**GIVEN REQUEST:** The entries below are to be transcribed in full, without their images.

┄┄┄┄┄┄┄┄┄┄┄┄┄┄┄┄┄┄┄┄

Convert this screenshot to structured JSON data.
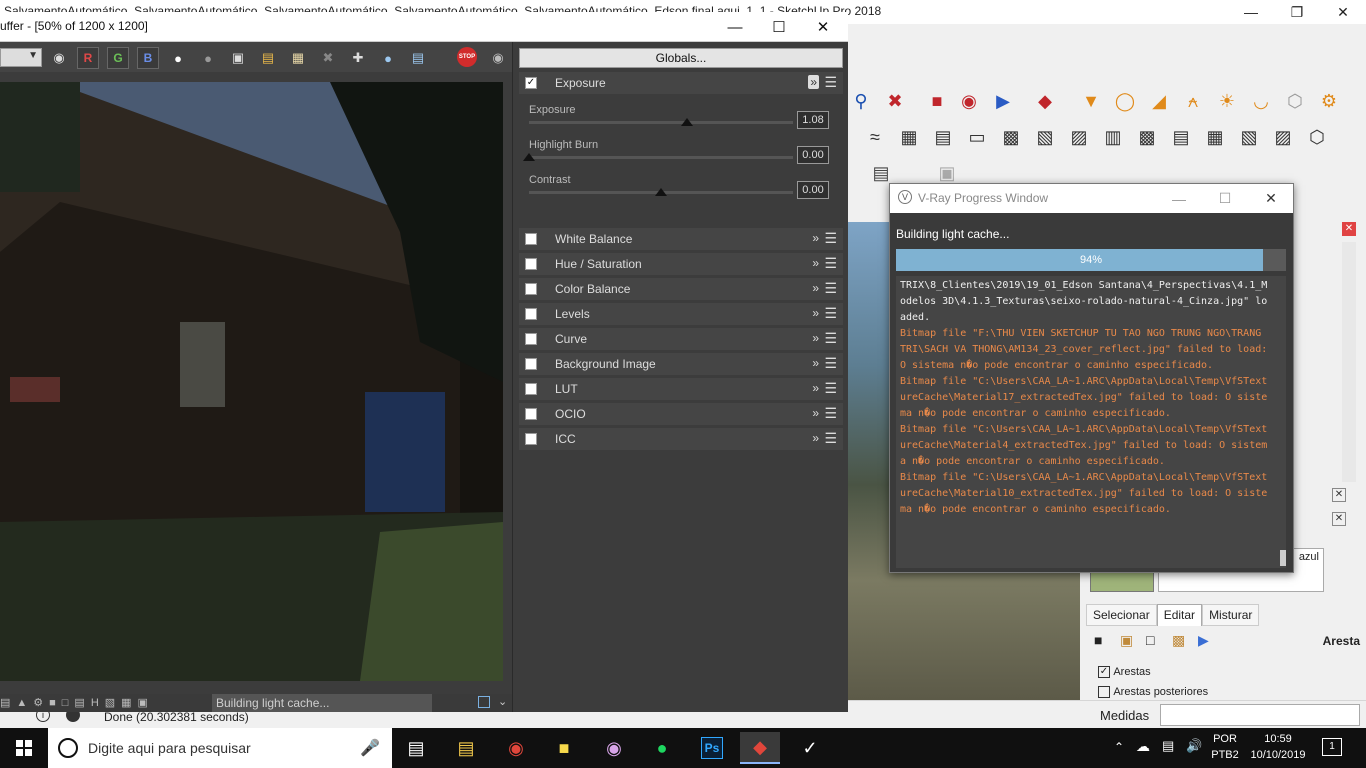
{
  "sketchup": {
    "title": "SalvamentoAutomático_SalvamentoAutomático_SalvamentoAutomático_SalvamentoAutomático_SalvamentoAutomático_Edson final aqui_1_1 - SketchUp Pro 2018",
    "window_controls": {
      "minimize": "—",
      "restore": "❐",
      "close": "✕"
    },
    "status_text": "Done (20.302381 seconds)",
    "measurements_label": "Medidas",
    "tray": {
      "material_name": "azul",
      "tabs": [
        "Selecionar",
        "Editar",
        "Misturar"
      ],
      "active_tab": "Editar",
      "section_label": "Aresta",
      "checkboxes": [
        {
          "label": "Arestas",
          "checked": true
        },
        {
          "label": "Arestas posteriores",
          "checked": false
        }
      ]
    }
  },
  "vfb": {
    "title": "uffer - [50% of 1200 x 1200]",
    "window_controls": {
      "minimize": "—",
      "maximize": "☐",
      "close": "✕"
    },
    "toolbar": {
      "r_label": "R",
      "g_label": "G",
      "b_label": "B",
      "stop_label": "STOP"
    },
    "globals_button": "Globals...",
    "exposure": {
      "label": "Exposure",
      "enabled": true,
      "sliders": [
        {
          "name": "Exposure",
          "value": "1.08",
          "level": 0.6
        },
        {
          "name": "Highlight Burn",
          "value": "0.00",
          "level": 0.0
        },
        {
          "name": "Contrast",
          "value": "0.00",
          "level": 0.5
        }
      ]
    },
    "layers": [
      {
        "label": "White Balance",
        "enabled": false
      },
      {
        "label": "Hue / Saturation",
        "enabled": false
      },
      {
        "label": "Color Balance",
        "enabled": false
      },
      {
        "label": "Levels",
        "enabled": false
      },
      {
        "label": "Curve",
        "enabled": false
      },
      {
        "label": "Background Image",
        "enabled": false
      },
      {
        "label": "LUT",
        "enabled": false
      },
      {
        "label": "OCIO",
        "enabled": false
      },
      {
        "label": "ICC",
        "enabled": false
      }
    ],
    "status_message": "Building light cache..."
  },
  "progress_window": {
    "title": "V-Ray Progress Window",
    "status": "Building light cache...",
    "progress": 0.94,
    "progress_label": "94%",
    "log": [
      {
        "type": "ok",
        "text": "TRIX\\8_Clientes\\2019\\19_01_Edson Santana\\4_Perspectivas\\4.1_Modelos 3D\\4.1.3_Texturas\\seixo-rolado-natural-4_Cinza.jpg\" loaded."
      },
      {
        "type": "err",
        "text": "Bitmap file \"F:\\THU VIEN SKETCHUP TU TAO NGO TRUNG NGO\\TRANG TRI\\SACH VA THONG\\AM134_23_cover_reflect.jpg\" failed to load: O sistema n�o pode encontrar o caminho especificado."
      },
      {
        "type": "err",
        "text": "Bitmap file \"C:\\Users\\CAA_LA~1.ARC\\AppData\\Local\\Temp\\VfSTextureCache\\Material17_extractedTex.jpg\" failed to load: O sistema n�o pode encontrar o caminho especificado."
      },
      {
        "type": "err",
        "text": "Bitmap file \"C:\\Users\\CAA_LA~1.ARC\\AppData\\Local\\Temp\\VfSTextureCache\\Material4_extractedTex.jpg\" failed to load: O sistema n�o pode encontrar o caminho especificado."
      },
      {
        "type": "err",
        "text": "Bitmap file \"C:\\Users\\CAA_LA~1.ARC\\AppData\\Local\\Temp\\VfSTextureCache\\Material10_extractedTex.jpg\" failed to load: O sistema n�o pode encontrar o caminho especificado."
      }
    ]
  },
  "taskbar": {
    "search_placeholder": "Digite aqui para pesquisar",
    "apps": [
      "task-view",
      "file-explorer",
      "chrome",
      "sticky-notes",
      "paint",
      "spotify",
      "photoshop",
      "sketchup",
      "vray"
    ],
    "photoshop_label": "Ps",
    "language": "POR",
    "keyboard": "PTB2",
    "time": "10:59",
    "date": "10/10/2019",
    "notification_count": "1"
  }
}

┄┄┄┄┄┄┄┄┄┄┄┄┄┄┄┄┄┄┄┄

**REPLY TO THE EXERCISE:**
Convert this screenshot to structured JSON data.
{
  "sketchup": {
    "title": "SalvamentoAutomático_SalvamentoAutomático_SalvamentoAutomático_SalvamentoAutomático_SalvamentoAutomático_Edson final aqui_1_1 - SketchUp Pro 2018",
    "window_controls": {
      "minimize": "—",
      "restore": "❐",
      "close": "✕"
    },
    "status_text": "Done (20.302381 seconds)",
    "measurements_label": "Medidas",
    "tray": {
      "material_name": "azul",
      "tabs": [
        "Selecionar",
        "Editar",
        "Misturar"
      ],
      "active_tab": "Editar",
      "section_label": "Aresta",
      "checkboxes": [
        {
          "label": "Arestas",
          "checked": true
        },
        {
          "label": "Arestas posteriores",
          "checked": false
        }
      ]
    }
  },
  "vfb": {
    "title": "uffer - [50% of 1200 x 1200]",
    "window_controls": {
      "minimize": "—",
      "maximize": "☐",
      "close": "✕"
    },
    "toolbar": {
      "r_label": "R",
      "g_label": "G",
      "b_label": "B",
      "stop_label": "STOP"
    },
    "globals_button": "Globals...",
    "exposure": {
      "label": "Exposure",
      "enabled": true,
      "sliders": [
        {
          "name": "Exposure",
          "value": "1.08",
          "level": 0.6
        },
        {
          "name": "Highlight Burn",
          "value": "0.00",
          "level": 0.0
        },
        {
          "name": "Contrast",
          "value": "0.00",
          "level": 0.5
        }
      ]
    },
    "layers": [
      {
        "label": "White Balance",
        "enabled": false
      },
      {
        "label": "Hue / Saturation",
        "enabled": false
      },
      {
        "label": "Color Balance",
        "enabled": false
      },
      {
        "label": "Levels",
        "enabled": false
      },
      {
        "label": "Curve",
        "enabled": false
      },
      {
        "label": "Background Image",
        "enabled": false
      },
      {
        "label": "LUT",
        "enabled": false
      },
      {
        "label": "OCIO",
        "enabled": false
      },
      {
        "label": "ICC",
        "enabled": false
      }
    ],
    "status_message": "Building light cache..."
  },
  "progress_window": {
    "title": "V-Ray Progress Window",
    "status": "Building light cache...",
    "progress": 0.94,
    "progress_label": "94%",
    "log": [
      {
        "type": "ok",
        "text": "TRIX\\8_Clientes\\2019\\19_01_Edson Santana\\4_Perspectivas\\4.1_Modelos 3D\\4.1.3_Texturas\\seixo-rolado-natural-4_Cinza.jpg\" loaded."
      },
      {
        "type": "err",
        "text": "Bitmap file \"F:\\THU VIEN SKETCHUP TU TAO NGO TRUNG NGO\\TRANG TRI\\SACH VA THONG\\AM134_23_cover_reflect.jpg\" failed to load: O sistema n�o pode encontrar o caminho especificado."
      },
      {
        "type": "err",
        "text": "Bitmap file \"C:\\Users\\CAA_LA~1.ARC\\AppData\\Local\\Temp\\VfSTextureCache\\Material17_extractedTex.jpg\" failed to load: O sistema n�o pode encontrar o caminho especificado."
      },
      {
        "type": "err",
        "text": "Bitmap file \"C:\\Users\\CAA_LA~1.ARC\\AppData\\Local\\Temp\\VfSTextureCache\\Material4_extractedTex.jpg\" failed to load: O sistema n�o pode encontrar o caminho especificado."
      },
      {
        "type": "err",
        "text": "Bitmap file \"C:\\Users\\CAA_LA~1.ARC\\AppData\\Local\\Temp\\VfSTextureCache\\Material10_extractedTex.jpg\" failed to load: O sistema n�o pode encontrar o caminho especificado."
      }
    ]
  },
  "taskbar": {
    "search_placeholder": "Digite aqui para pesquisar",
    "apps": [
      "task-view",
      "file-explorer",
      "chrome",
      "sticky-notes",
      "paint",
      "spotify",
      "photoshop",
      "sketchup",
      "vray"
    ],
    "photoshop_label": "Ps",
    "language": "POR",
    "keyboard": "PTB2",
    "time": "10:59",
    "date": "10/10/2019",
    "notification_count": "1"
  }
}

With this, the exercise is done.